Recorded data:
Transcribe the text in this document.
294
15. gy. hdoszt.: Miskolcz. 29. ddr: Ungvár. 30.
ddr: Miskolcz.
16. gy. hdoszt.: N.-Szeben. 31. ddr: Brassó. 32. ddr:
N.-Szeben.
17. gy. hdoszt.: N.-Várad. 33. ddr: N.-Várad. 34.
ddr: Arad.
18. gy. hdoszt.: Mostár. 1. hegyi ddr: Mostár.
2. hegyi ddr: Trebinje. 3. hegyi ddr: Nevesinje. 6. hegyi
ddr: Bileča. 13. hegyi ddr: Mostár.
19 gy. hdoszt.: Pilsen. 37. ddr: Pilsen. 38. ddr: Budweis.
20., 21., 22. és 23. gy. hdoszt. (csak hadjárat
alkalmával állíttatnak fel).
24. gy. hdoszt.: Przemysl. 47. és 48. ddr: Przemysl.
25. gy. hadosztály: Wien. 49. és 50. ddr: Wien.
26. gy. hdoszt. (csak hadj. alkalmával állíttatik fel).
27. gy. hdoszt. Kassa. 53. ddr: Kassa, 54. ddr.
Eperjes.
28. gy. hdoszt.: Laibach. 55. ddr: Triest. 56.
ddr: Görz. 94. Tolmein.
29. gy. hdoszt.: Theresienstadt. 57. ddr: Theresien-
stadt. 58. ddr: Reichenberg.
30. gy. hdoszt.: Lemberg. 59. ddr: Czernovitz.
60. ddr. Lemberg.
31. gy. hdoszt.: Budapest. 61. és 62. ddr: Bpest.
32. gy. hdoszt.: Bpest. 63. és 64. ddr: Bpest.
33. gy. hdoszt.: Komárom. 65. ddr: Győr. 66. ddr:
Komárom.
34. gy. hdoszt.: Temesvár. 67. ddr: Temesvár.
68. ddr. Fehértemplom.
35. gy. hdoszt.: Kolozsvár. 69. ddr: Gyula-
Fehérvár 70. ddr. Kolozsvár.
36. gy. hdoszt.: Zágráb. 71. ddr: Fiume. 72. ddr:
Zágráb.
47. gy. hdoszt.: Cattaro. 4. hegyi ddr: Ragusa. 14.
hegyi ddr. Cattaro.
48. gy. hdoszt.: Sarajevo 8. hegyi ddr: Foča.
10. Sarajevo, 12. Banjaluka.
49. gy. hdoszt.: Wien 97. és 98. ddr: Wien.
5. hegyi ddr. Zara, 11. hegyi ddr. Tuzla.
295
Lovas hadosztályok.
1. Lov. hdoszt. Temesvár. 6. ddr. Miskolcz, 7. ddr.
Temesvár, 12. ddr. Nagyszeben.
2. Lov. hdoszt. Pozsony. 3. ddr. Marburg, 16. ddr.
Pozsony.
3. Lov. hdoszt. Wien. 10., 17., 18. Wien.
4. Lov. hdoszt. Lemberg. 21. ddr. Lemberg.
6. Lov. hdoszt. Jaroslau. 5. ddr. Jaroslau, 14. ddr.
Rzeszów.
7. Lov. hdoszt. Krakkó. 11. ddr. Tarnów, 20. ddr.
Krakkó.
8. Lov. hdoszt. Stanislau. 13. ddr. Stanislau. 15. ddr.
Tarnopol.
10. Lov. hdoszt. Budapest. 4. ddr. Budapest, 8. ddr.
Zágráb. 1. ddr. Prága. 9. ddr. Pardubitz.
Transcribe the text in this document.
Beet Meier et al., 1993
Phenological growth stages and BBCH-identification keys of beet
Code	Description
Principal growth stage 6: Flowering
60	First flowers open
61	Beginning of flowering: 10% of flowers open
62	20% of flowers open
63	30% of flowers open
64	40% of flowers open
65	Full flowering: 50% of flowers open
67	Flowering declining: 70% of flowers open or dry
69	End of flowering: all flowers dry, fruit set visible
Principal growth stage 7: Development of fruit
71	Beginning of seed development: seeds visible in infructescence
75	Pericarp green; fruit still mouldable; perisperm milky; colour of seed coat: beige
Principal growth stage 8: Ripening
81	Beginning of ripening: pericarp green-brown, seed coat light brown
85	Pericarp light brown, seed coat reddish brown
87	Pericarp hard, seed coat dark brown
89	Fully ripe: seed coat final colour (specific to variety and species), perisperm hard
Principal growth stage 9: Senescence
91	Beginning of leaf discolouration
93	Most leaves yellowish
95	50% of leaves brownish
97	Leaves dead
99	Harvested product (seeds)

### Exercise
Scan the data above and copy every line with "Krakkó" in it.

### Solution to the problem
7. Lov. hdoszt. Krakkó. 11. ddr. Tarnów, 20. ddr.
Krakkó.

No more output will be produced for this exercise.